● WHAT YOU SHOULD DO
Each line below that contains "キラークイーン" counts once; report the total and nothing more.

● DATASET ENTRIES
..............................

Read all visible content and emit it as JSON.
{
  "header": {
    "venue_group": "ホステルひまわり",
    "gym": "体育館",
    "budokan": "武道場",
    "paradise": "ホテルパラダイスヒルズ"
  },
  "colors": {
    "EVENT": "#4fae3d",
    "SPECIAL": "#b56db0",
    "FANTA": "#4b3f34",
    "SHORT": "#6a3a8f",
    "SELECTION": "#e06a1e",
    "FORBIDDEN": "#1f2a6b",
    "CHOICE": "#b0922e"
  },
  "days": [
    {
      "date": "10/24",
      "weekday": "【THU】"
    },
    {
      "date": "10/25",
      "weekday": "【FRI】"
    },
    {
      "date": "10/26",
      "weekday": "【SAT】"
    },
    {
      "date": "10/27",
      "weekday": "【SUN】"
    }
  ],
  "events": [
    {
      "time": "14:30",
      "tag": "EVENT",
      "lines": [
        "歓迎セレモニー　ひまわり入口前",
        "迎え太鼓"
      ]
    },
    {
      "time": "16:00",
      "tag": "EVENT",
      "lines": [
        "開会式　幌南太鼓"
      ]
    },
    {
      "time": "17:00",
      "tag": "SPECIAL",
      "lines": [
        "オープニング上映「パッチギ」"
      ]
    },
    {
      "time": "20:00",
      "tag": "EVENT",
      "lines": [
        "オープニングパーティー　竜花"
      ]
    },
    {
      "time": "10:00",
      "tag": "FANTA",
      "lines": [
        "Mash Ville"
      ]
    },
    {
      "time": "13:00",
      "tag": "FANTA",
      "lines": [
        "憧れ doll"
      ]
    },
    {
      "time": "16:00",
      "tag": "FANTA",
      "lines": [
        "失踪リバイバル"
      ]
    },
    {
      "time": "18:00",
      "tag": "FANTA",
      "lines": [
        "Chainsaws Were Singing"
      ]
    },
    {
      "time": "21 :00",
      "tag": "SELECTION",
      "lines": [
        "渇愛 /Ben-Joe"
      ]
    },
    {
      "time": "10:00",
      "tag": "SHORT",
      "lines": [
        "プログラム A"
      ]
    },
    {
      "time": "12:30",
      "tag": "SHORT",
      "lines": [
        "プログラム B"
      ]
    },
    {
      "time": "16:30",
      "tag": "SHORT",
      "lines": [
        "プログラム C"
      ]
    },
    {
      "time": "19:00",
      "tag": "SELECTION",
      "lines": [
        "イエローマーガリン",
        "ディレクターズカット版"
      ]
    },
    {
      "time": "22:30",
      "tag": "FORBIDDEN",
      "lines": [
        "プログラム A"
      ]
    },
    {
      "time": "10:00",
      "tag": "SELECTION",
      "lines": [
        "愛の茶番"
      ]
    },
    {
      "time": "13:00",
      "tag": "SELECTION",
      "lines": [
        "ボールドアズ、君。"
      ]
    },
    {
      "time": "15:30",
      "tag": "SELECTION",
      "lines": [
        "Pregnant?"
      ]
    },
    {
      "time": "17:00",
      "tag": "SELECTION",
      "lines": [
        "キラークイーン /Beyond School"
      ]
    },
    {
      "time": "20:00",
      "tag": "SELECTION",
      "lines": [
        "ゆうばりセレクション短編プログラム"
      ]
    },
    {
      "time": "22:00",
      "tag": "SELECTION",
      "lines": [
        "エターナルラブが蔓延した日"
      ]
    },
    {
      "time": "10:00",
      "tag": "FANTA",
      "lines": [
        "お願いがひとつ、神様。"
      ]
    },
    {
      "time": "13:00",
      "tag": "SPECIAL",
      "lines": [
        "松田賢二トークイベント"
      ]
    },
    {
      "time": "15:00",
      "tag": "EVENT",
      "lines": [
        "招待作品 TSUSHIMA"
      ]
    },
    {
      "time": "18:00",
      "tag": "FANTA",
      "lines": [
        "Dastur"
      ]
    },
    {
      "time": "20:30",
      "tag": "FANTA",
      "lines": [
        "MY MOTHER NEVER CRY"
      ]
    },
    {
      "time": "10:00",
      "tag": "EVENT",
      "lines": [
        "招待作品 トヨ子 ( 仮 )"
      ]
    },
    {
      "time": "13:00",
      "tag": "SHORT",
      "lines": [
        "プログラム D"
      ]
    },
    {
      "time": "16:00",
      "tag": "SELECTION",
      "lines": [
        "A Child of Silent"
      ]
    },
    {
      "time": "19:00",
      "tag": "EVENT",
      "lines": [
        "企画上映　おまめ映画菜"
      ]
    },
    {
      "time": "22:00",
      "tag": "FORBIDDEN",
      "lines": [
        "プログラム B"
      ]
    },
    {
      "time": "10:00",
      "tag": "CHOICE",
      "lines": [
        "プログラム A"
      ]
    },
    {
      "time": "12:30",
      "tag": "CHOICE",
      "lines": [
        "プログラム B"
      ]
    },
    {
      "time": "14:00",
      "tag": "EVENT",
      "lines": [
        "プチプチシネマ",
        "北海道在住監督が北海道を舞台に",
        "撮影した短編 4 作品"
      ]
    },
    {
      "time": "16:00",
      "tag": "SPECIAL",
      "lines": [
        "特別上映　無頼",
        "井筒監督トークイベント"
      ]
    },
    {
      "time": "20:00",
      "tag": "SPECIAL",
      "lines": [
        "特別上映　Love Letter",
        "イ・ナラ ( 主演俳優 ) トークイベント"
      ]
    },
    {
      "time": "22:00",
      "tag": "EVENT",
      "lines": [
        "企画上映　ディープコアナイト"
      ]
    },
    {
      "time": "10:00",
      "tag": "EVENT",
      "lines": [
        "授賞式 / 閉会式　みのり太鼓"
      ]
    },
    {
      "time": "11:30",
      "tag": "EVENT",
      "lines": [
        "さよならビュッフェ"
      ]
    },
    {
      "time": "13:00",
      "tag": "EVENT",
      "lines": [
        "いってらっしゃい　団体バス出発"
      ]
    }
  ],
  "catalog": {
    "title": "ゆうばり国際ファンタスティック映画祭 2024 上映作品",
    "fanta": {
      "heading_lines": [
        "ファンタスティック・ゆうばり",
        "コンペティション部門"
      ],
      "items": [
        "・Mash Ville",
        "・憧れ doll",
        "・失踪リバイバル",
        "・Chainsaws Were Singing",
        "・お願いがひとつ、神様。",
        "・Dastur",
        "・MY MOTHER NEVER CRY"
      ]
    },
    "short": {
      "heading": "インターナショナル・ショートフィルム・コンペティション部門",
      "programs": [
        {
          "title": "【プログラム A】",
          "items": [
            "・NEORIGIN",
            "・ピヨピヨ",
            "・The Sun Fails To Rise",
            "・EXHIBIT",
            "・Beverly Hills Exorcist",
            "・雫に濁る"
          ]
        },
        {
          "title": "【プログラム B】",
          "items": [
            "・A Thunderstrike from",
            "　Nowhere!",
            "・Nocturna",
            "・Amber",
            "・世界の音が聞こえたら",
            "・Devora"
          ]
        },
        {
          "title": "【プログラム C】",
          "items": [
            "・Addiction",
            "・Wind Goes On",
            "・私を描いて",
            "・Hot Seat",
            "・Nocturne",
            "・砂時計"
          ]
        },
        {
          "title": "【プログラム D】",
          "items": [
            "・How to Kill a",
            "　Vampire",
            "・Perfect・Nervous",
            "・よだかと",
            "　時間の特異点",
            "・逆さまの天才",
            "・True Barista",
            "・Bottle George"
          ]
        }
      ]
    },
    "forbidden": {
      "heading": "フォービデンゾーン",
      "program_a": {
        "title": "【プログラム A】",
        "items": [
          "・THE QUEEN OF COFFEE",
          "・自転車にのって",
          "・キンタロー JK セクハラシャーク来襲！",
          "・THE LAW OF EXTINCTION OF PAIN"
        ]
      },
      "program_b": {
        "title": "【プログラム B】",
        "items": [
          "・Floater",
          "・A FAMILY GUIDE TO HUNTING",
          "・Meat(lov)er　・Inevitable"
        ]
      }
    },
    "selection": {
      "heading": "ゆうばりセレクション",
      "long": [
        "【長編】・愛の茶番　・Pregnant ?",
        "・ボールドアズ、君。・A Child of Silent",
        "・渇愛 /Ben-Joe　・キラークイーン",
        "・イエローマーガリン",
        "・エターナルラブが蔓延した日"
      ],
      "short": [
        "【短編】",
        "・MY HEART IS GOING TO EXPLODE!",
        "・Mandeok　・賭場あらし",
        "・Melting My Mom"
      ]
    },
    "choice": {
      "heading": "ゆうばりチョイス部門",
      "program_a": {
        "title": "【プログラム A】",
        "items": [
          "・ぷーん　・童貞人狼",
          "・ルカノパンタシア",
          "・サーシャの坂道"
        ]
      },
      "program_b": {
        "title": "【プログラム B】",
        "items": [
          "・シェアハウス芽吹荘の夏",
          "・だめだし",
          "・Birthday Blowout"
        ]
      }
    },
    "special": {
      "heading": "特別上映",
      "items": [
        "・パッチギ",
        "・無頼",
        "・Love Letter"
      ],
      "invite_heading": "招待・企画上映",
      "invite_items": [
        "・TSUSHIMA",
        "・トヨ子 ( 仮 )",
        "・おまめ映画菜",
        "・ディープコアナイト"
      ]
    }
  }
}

..............................

● WRITTEN SOLUTION
2